(Records from a dataset)

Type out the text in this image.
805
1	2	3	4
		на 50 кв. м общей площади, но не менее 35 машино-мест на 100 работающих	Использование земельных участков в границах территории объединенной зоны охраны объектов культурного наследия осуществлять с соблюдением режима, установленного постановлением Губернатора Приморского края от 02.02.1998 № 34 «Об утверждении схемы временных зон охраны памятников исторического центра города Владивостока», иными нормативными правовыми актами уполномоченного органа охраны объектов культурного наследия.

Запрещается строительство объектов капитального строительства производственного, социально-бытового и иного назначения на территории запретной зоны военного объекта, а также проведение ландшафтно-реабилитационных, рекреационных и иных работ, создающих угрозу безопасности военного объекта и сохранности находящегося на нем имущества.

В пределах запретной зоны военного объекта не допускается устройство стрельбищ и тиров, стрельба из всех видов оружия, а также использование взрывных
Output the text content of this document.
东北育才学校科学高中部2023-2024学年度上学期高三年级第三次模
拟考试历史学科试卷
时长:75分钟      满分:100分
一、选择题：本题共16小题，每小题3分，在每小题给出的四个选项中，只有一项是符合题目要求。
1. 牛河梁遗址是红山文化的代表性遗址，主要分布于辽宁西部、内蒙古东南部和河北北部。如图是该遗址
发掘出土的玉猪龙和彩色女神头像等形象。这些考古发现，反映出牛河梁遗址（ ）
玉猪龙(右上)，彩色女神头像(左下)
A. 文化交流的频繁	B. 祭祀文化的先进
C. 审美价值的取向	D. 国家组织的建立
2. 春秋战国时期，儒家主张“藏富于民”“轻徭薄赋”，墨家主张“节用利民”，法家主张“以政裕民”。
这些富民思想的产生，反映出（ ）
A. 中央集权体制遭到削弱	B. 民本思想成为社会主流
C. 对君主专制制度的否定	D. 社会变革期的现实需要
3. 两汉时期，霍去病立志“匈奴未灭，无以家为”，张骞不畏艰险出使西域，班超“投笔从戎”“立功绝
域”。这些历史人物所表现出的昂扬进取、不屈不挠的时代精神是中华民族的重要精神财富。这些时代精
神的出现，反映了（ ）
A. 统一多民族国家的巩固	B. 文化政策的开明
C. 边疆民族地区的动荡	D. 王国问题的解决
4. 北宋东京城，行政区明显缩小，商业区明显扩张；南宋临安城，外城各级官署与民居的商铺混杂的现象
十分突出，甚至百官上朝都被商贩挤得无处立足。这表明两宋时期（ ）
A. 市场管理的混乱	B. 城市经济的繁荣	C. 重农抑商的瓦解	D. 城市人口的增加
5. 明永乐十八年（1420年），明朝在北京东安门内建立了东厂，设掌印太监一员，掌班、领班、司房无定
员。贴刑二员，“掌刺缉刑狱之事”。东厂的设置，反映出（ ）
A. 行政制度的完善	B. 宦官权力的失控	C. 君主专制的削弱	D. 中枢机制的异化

*Task objective*: The records above need to be transcribed in full. Keep every character unchanged.

*Task output*:
Type out the text in this image.
805
1	2	3	4
		на 50 кв. м общей площади, но не менее 35 машино-мест на 100 работающих	Использование земельных участков в границах территории объединенной зоны охраны объектов культурного наследия осуществлять с соблюдением режима, установленного постановлением Губернатора Приморского края от 02.02.1998 № 34 «Об утверждении схемы временных зон охраны памятников исторического центра города Владивостока», иными нормативными правовыми актами уполномоченного органа охраны объектов культурного наследия.

Запрещается строительство объектов капитального строительства производственного, социально-бытового и иного назначения на территории запретной зоны военного объекта, а также проведение ландшафтно-реабилитационных, рекреационных и иных работ, создающих угрозу безопасности военного объекта и сохранности находящегося на нем имущества.

В пределах запретной зоны военного объекта не допускается устройство стрельбищ и тиров, стрельба из всех видов оружия, а также использование взрывных
Output the text content of this document.
东北育才学校科学高中部2023-2024学年度上学期高三年级第三次模
拟考试历史学科试卷
时长:75分钟      满分:100分
一、选择题：本题共16小题，每小题3分，在每小题给出的四个选项中，只有一项是符合题目要求。
1. 牛河梁遗址是红山文化的代表性遗址，主要分布于辽宁西部、内蒙古东南部和河北北部。如图是该遗址
发掘出土的玉猪龙和彩色女神头像等形象。这些考古发现，反映出牛河梁遗址（ ）
玉猪龙(右上)，彩色女神头像(左下)
A. 文化交流的频繁	B. 祭祀文化的先进
C. 审美价值的取向	D. 国家组织的建立
2. 春秋战国时期，儒家主张“藏富于民”“轻徭薄赋”，墨家主张“节用利民”，法家主张“以政裕民”。
这些富民思想的产生，反映出（ ）
A. 中央集权体制遭到削弱	B. 民本思想成为社会主流
C. 对君主专制制度的否定	D. 社会变革期的现实需要
3. 两汉时期，霍去病立志“匈奴未灭，无以家为”，张骞不畏艰险出使西域，班超“投笔从戎”“立功绝
域”。这些历史人物所表现出的昂扬进取、不屈不挠的时代精神是中华民族的重要精神财富。这些时代精
神的出现，反映了（ ）
A. 统一多民族国家的巩固	B. 文化政策的开明
C. 边疆民族地区的动荡	D. 王国问题的解决
4. 北宋东京城，行政区明显缩小，商业区明显扩张；南宋临安城，外城各级官署与民居的商铺混杂的现象
十分突出，甚至百官上朝都被商贩挤得无处立足。这表明两宋时期（ ）
A. 市场管理的混乱	B. 城市经济的繁荣	C. 重农抑商的瓦解	D. 城市人口的增加
5. 明永乐十八年（1420年），明朝在北京东安门内建立了东厂，设掌印太监一员，掌班、领班、司房无定
员。贴刑二员，“掌刺缉刑狱之事”。东厂的设置，反映出（ ）
A. 行政制度的完善	B. 宦官权力的失控	C. 君主专制的削弱	D. 中枢机制的异化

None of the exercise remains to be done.